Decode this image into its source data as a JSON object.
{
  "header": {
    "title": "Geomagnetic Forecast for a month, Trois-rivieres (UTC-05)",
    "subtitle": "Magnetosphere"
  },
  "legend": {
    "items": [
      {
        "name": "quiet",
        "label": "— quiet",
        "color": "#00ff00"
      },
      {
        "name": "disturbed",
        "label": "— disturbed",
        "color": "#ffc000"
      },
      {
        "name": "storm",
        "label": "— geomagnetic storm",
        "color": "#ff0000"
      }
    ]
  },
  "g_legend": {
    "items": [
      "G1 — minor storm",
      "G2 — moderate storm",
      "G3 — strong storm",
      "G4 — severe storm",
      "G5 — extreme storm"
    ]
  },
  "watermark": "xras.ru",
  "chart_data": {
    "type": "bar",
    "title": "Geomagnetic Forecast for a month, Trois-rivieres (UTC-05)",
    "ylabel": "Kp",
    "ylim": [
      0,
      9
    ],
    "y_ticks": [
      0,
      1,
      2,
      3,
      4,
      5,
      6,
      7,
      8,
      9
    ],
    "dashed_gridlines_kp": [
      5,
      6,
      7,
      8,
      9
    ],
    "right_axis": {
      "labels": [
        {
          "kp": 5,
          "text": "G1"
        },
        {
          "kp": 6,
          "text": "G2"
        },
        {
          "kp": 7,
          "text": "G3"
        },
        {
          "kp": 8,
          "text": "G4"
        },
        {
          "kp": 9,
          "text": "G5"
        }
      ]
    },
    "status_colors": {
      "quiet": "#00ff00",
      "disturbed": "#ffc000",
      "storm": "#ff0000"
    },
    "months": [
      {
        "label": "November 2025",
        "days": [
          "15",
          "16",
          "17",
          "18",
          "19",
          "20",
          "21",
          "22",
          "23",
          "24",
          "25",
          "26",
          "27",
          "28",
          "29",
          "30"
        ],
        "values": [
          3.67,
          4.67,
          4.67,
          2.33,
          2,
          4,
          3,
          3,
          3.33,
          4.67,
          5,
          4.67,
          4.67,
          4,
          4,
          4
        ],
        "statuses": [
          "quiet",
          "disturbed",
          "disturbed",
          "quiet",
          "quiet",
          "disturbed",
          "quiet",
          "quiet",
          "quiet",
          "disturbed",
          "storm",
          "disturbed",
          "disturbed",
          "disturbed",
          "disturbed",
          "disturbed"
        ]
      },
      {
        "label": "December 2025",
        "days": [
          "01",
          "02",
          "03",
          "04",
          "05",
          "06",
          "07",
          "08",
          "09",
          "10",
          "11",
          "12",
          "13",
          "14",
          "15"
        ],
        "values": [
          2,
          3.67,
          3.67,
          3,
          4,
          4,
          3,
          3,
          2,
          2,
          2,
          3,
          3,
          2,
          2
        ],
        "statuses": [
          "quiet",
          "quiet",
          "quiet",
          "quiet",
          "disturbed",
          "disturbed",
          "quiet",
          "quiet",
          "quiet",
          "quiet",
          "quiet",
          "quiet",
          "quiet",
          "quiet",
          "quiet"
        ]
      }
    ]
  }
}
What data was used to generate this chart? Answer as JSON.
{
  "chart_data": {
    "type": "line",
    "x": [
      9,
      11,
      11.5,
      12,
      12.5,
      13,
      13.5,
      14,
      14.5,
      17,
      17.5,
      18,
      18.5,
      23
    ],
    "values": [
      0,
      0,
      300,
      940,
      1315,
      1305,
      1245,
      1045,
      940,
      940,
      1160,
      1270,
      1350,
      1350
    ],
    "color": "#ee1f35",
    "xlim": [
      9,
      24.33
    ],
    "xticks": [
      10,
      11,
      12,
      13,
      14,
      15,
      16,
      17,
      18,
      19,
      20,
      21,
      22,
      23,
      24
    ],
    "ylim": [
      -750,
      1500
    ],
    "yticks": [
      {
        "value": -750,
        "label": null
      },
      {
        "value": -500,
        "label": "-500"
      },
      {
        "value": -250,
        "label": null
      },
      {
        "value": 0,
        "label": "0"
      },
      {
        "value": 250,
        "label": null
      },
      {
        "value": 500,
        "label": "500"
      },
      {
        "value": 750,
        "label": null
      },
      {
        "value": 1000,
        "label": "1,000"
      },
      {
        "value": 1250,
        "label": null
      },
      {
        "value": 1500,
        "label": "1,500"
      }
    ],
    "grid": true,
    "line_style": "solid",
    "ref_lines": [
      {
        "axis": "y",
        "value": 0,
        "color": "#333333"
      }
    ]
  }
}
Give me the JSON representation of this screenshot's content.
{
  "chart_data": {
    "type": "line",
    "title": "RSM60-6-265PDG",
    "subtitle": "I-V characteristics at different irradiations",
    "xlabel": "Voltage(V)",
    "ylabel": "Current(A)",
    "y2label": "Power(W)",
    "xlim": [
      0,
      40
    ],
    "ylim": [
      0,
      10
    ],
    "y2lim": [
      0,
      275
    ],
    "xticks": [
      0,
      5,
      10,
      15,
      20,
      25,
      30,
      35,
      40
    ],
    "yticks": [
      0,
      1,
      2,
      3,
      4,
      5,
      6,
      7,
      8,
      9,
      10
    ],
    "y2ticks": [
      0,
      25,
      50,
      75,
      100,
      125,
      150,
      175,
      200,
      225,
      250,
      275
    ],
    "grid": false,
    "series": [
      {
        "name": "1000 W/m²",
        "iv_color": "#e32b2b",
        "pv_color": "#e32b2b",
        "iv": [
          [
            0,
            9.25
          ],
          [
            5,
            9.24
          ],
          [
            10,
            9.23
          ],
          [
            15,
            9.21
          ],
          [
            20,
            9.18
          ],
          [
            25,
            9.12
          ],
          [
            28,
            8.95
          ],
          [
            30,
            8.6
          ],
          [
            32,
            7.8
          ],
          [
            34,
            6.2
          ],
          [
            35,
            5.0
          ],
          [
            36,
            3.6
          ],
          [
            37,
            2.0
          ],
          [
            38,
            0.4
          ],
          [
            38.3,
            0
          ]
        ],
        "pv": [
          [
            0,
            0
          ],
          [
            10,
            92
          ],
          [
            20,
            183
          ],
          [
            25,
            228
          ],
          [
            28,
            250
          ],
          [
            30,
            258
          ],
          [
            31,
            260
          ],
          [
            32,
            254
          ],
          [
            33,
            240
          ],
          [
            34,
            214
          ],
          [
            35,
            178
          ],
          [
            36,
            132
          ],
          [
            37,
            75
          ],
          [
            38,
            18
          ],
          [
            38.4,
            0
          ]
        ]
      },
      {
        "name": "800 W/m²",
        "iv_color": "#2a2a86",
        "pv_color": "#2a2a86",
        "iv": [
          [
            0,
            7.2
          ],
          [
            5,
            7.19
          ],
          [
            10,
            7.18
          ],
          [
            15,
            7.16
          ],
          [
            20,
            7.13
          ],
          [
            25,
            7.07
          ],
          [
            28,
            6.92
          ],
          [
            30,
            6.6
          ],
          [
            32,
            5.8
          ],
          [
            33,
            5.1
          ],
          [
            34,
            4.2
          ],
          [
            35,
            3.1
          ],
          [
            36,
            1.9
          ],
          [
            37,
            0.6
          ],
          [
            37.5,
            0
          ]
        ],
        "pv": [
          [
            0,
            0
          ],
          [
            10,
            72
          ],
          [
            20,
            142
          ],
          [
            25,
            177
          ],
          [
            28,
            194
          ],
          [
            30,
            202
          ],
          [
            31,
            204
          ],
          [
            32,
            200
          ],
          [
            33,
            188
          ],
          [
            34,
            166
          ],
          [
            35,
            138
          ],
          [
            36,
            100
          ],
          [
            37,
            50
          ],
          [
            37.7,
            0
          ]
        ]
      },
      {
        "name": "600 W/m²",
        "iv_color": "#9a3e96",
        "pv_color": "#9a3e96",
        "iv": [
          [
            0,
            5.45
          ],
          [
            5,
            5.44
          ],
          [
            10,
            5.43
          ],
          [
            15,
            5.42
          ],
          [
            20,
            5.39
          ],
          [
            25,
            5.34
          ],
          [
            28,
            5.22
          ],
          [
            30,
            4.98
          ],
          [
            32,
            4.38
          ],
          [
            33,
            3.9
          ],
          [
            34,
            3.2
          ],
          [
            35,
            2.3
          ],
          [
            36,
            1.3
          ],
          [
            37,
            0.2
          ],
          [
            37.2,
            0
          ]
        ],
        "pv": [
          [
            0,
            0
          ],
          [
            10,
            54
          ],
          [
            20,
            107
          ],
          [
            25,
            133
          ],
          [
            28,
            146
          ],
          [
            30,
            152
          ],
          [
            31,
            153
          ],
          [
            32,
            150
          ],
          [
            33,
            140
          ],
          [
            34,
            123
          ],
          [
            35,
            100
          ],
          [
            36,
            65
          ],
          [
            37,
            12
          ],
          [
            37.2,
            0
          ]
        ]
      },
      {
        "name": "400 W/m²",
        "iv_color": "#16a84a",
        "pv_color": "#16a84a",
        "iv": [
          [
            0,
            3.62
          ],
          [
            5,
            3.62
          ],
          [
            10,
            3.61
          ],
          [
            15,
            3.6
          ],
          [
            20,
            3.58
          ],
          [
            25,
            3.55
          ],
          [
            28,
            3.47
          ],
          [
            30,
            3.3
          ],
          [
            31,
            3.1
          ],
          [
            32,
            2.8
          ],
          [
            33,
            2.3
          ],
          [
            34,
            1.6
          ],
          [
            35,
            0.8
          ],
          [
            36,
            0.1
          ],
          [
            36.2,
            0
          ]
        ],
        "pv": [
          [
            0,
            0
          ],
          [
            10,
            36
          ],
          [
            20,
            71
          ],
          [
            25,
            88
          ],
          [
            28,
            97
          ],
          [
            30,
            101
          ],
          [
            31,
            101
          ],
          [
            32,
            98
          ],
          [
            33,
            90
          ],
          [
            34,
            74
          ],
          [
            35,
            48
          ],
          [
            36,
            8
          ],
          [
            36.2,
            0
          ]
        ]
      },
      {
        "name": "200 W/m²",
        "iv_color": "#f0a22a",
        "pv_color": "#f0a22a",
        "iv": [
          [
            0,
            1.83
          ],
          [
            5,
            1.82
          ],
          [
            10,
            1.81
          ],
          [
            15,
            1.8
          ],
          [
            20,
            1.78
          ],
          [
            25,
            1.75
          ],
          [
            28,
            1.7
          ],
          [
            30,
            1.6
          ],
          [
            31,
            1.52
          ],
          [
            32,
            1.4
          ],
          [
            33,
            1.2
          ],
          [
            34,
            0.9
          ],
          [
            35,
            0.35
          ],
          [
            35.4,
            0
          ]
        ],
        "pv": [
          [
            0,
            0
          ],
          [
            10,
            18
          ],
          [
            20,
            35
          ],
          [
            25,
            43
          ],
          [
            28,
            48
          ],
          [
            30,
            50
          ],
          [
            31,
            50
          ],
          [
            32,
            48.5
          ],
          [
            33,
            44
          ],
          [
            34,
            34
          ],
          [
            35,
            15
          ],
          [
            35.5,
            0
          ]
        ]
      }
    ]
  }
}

• **EXERCISE INSTRUCTIONS**:
Where a line of the material above holds the string "text", copy that line.

• **EXERCISE RESPONSE**:
          "text": "G1"
          "text": "G2"
          "text": "G3"
          "text": "G4"
          "text": "G5"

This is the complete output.